# [Data excerpts]

···

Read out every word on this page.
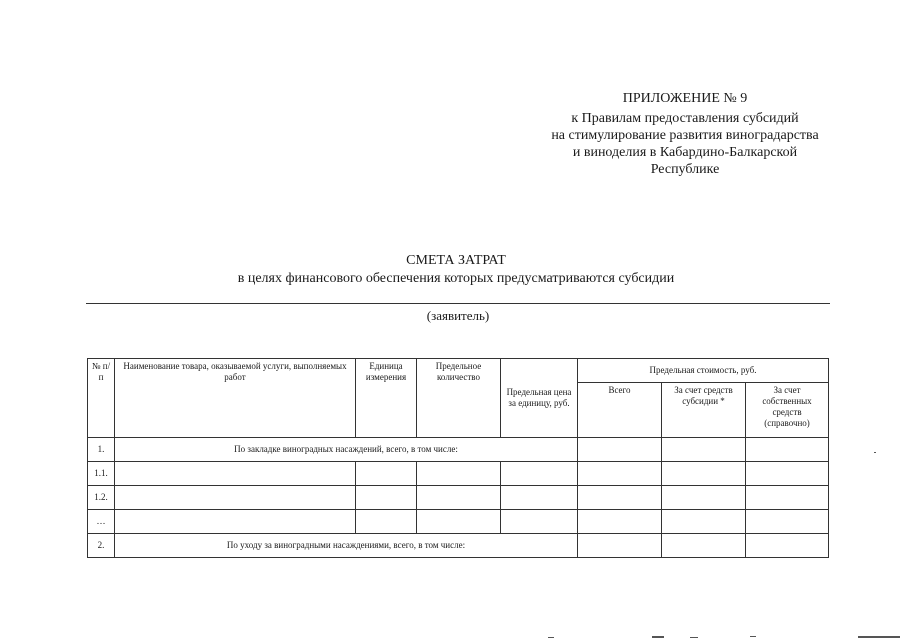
ПРИЛОЖЕНИЕ № 9
к Правилам предоставления субсидий
на стимулирование развития виноградарства
и виноделия в Кабардино-Балкарской
Республике
СМЕТА ЗАТРАТ
в целях финансового обеспечения которых предусматриваются субсидии
(заявитель)
№ п/п	Наименование товара, оказываемой услуги, выполняемых работ	Единица измерения	Предельное количество	Предельная цена за единицу, руб.	Предельная стоимость, руб.		
					Всего	За счет средств субсидии *	За счет собственных средств (справочно)
1.	По закладке виноградных насаждений, всего, в том числе:						
1.1.							
1.2.							
…							
2.	По уходу за виноградными насаждениями, всего, в том числе:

···

# [TASK DETAILS]
Print the complete listing exactly as it stands, without its pictures.

# [SOLUTION FOR THIS TASK]
Read out every word on this page.
ПРИЛОЖЕНИЕ № 9
к Правилам предоставления субсидий
на стимулирование развития виноградарства
и виноделия в Кабардино-Балкарской
Республике
СМЕТА ЗАТРАТ
в целях финансового обеспечения которых предусматриваются субсидии
(заявитель)
№ п/п	Наименование товара, оказываемой услуги, выполняемых работ	Единица измерения	Предельное количество	Предельная цена за единицу, руб.	Предельная стоимость, руб.		
					Всего	За счет средств субсидии *	За счет собственных средств (справочно)
1.	По закладке виноградных насаждений, всего, в том числе:						
1.1.							
1.2.							
…							
2.	По уходу за виноградными насаждениями, всего, в том числе:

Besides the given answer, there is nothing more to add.